— BEGIN DATA FOR THE TASK —
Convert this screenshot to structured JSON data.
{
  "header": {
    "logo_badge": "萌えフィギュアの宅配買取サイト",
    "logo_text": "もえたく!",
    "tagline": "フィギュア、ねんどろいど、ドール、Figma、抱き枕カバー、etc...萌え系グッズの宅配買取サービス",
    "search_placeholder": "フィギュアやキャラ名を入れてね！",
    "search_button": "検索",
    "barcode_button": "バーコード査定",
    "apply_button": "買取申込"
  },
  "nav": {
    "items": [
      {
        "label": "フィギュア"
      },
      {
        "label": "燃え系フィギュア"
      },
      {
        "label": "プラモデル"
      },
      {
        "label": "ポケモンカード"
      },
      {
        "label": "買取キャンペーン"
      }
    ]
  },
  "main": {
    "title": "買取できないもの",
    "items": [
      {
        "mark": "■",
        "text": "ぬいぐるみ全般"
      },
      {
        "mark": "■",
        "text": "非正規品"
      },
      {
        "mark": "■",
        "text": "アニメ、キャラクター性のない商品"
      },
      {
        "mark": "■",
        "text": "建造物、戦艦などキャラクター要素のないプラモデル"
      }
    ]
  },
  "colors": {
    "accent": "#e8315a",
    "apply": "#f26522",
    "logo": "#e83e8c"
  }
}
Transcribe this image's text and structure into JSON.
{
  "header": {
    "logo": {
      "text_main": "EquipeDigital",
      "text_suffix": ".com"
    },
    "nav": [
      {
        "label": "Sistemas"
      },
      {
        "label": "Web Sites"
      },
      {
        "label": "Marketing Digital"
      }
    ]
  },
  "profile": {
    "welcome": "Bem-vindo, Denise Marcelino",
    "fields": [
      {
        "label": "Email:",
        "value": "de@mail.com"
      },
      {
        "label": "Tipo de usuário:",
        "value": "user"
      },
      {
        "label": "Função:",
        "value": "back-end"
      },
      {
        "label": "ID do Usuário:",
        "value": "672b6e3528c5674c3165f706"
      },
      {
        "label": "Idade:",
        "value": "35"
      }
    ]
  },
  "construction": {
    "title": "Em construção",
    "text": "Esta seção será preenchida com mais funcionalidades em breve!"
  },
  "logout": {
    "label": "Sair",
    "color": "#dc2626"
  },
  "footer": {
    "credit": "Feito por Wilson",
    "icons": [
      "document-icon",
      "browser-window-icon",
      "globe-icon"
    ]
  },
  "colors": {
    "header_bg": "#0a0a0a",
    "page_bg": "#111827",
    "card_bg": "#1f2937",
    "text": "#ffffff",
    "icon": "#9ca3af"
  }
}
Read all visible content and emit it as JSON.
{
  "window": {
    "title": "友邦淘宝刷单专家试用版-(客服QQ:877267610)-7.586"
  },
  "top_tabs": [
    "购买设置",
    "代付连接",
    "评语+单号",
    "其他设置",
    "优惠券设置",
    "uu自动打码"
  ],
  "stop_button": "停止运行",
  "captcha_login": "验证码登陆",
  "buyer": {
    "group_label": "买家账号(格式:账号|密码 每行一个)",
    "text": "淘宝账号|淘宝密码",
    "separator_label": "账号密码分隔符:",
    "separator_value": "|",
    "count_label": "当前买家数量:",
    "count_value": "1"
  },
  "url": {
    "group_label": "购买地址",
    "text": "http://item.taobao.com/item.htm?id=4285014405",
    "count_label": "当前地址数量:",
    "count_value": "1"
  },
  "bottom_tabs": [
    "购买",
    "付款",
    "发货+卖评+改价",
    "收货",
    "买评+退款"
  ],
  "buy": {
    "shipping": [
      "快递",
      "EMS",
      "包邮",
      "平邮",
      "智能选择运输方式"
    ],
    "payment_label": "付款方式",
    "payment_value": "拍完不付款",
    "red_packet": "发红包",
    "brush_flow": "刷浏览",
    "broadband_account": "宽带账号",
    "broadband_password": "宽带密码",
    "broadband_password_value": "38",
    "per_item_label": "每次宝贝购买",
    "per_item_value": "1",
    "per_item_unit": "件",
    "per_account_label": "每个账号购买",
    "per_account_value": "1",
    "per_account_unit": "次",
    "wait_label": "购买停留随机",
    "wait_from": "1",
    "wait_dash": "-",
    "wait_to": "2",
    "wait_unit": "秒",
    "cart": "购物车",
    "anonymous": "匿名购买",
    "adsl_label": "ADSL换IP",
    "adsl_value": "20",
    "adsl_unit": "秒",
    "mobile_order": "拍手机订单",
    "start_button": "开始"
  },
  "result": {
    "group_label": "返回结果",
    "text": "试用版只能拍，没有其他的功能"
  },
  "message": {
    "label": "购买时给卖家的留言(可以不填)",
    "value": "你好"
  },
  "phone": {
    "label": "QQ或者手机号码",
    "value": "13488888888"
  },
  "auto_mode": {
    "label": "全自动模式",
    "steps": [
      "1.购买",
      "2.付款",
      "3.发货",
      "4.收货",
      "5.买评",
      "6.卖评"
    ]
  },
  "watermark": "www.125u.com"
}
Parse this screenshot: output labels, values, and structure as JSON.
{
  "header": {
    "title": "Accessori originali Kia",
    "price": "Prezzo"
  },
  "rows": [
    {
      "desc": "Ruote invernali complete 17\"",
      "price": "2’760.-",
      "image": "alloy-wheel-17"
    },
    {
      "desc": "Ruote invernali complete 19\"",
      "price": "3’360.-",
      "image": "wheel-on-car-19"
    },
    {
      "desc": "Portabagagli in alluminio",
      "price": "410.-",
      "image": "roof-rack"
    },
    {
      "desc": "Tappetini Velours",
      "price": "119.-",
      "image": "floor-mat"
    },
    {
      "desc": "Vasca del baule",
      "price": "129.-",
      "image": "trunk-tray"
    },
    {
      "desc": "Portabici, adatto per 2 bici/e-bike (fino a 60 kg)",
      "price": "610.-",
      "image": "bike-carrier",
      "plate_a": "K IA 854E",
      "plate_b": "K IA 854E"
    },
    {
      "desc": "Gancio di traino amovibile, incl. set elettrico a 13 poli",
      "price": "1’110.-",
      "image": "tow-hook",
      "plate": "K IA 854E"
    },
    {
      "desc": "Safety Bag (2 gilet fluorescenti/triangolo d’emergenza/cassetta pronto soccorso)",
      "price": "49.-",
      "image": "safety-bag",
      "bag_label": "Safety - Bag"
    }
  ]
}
— END DATA FOR THE TASK —
SET TASK: From the data above, extract every line in its exact form.

SOLUTION FOR THIS PROBLEM:
Convert this screenshot to structured JSON data.
{
  "header": {
    "logo_badge": "萌えフィギュアの宅配買取サイト",
    "logo_text": "もえたく!",
    "tagline": "フィギュア、ねんどろいど、ドール、Figma、抱き枕カバー、etc...萌え系グッズの宅配買取サービス",
    "search_placeholder": "フィギュアやキャラ名を入れてね！",
    "search_button": "検索",
    "barcode_button": "バーコード査定",
    "apply_button": "買取申込"
  },
  "nav": {
    "items": [
      {
        "label": "フィギュア"
      },
      {
        "label": "燃え系フィギュア"
      },
      {
        "label": "プラモデル"
      },
      {
        "label": "ポケモンカード"
      },
      {
        "label": "買取キャンペーン"
      }
    ]
  },
  "main": {
    "title": "買取できないもの",
    "items": [
      {
        "mark": "■",
        "text": "ぬいぐるみ全般"
      },
      {
        "mark": "■",
        "text": "非正規品"
      },
      {
        "mark": "■",
        "text": "アニメ、キャラクター性のない商品"
      },
      {
        "mark": "■",
        "text": "建造物、戦艦などキャラクター要素のないプラモデル"
      }
    ]
  },
  "colors": {
    "accent": "#e8315a",
    "apply": "#f26522",
    "logo": "#e83e8c"
  }
}
Transcribe this image's text and structure into JSON.
{
  "header": {
    "logo": {
      "text_main": "EquipeDigital",
      "text_suffix": ".com"
    },
    "nav": [
      {
        "label": "Sistemas"
      },
      {
        "label": "Web Sites"
      },
      {
        "label": "Marketing Digital"
      }
    ]
  },
  "profile": {
    "welcome": "Bem-vindo, Denise Marcelino",
    "fields": [
      {
        "label": "Email:",
        "value": "de@mail.com"
      },
      {
        "label": "Tipo de usuário:",
        "value": "user"
      },
      {
        "label": "Função:",
        "value": "back-end"
      },
      {
        "label": "ID do Usuário:",
        "value": "672b6e3528c5674c3165f706"
      },
      {
        "label": "Idade:",
        "value": "35"
      }
    ]
  },
  "construction": {
    "title": "Em construção",
    "text": "Esta seção será preenchida com mais funcionalidades em breve!"
  },
  "logout": {
    "label": "Sair",
    "color": "#dc2626"
  },
  "footer": {
    "credit": "Feito por Wilson",
    "icons": [
      "document-icon",
      "browser-window-icon",
      "globe-icon"
    ]
  },
  "colors": {
    "header_bg": "#0a0a0a",
    "page_bg": "#111827",
    "card_bg": "#1f2937",
    "text": "#ffffff",
    "icon": "#9ca3af"
  }
}
Read all visible content and emit it as JSON.
{
  "window": {
    "title": "友邦淘宝刷单专家试用版-(客服QQ:877267610)-7.586"
  },
  "top_tabs": [
    "购买设置",
    "代付连接",
    "评语+单号",
    "其他设置",
    "优惠券设置",
    "uu自动打码"
  ],
  "stop_button": "停止运行",
  "captcha_login": "验证码登陆",
  "buyer": {
    "group_label": "买家账号(格式:账号|密码 每行一个)",
    "text": "淘宝账号|淘宝密码",
    "separator_label": "账号密码分隔符:",
    "separator_value": "|",
    "count_label": "当前买家数量:",
    "count_value": "1"
  },
  "url": {
    "group_label": "购买地址",
    "text": "http://item.taobao.com/item.htm?id=4285014405",
    "count_label": "当前地址数量:",
    "count_value": "1"
  },
  "bottom_tabs": [
    "购买",
    "付款",
    "发货+卖评+改价",
    "收货",
    "买评+退款"
  ],
  "buy": {
    "shipping": [
      "快递",
      "EMS",
      "包邮",
      "平邮",
      "智能选择运输方式"
    ],
    "payment_label": "付款方式",
    "payment_value": "拍完不付款",
    "red_packet": "发红包",
    "brush_flow": "刷浏览",
    "broadband_account": "宽带账号",
    "broadband_password": "宽带密码",
    "broadband_password_value": "38",
    "per_item_label": "每次宝贝购买",
    "per_item_value": "1",
    "per_item_unit": "件",
    "per_account_label": "每个账号购买",
    "per_account_value": "1",
    "per_account_unit": "次",
    "wait_label": "购买停留随机",
    "wait_from": "1",
    "wait_dash": "-",
    "wait_to": "2",
    "wait_unit": "秒",
    "cart": "购物车",
    "anonymous": "匿名购买",
    "adsl_label": "ADSL换IP",
    "adsl_value": "20",
    "adsl_unit": "秒",
    "mobile_order": "拍手机订单",
    "start_button": "开始"
  },
  "result": {
    "group_label": "返回结果",
    "text": "试用版只能拍，没有其他的功能"
  },
  "message": {
    "label": "购买时给卖家的留言(可以不填)",
    "value": "你好"
  },
  "phone": {
    "label": "QQ或者手机号码",
    "value": "13488888888"
  },
  "auto_mode": {
    "label": "全自动模式",
    "steps": [
      "1.购买",
      "2.付款",
      "3.发货",
      "4.收货",
      "5.买评",
      "6.卖评"
    ]
  },
  "watermark": "www.125u.com"
}
Parse this screenshot: output labels, values, and structure as JSON.
{
  "header": {
    "title": "Accessori originali Kia",
    "price": "Prezzo"
  },
  "rows": [
    {
      "desc": "Ruote invernali complete 17\"",
      "price": "2’760.-",
      "image": "alloy-wheel-17"
    },
    {
      "desc": "Ruote invernali complete 19\"",
      "price": "3’360.-",
      "image": "wheel-on-car-19"
    },
    {
      "desc": "Portabagagli in alluminio",
      "price": "410.-",
      "image": "roof-rack"
    },
    {
      "desc": "Tappetini Velours",
      "price": "119.-",
      "image": "floor-mat"
    },
    {
      "desc": "Vasca del baule",
      "price": "129.-",
      "image": "trunk-tray"
    },
    {
      "desc": "Portabici, adatto per 2 bici/e-bike (fino a 60 kg)",
      "price": "610.-",
      "image": "bike-carrier",
      "plate_a": "K IA 854E",
      "plate_b": "K IA 854E"
    },
    {
      "desc": "Gancio di traino amovibile, incl. set elettrico a 13 poli",
      "price": "1’110.-",
      "image": "tow-hook",
      "plate": "K IA 854E"
    },
    {
      "desc": "Safety Bag (2 gilet fluorescenti/triangolo d’emergenza/cassetta pronto soccorso)",
      "price": "49.-",
      "image": "safety-bag",
      "bag_label": "Safety - Bag"
    }
  ]
}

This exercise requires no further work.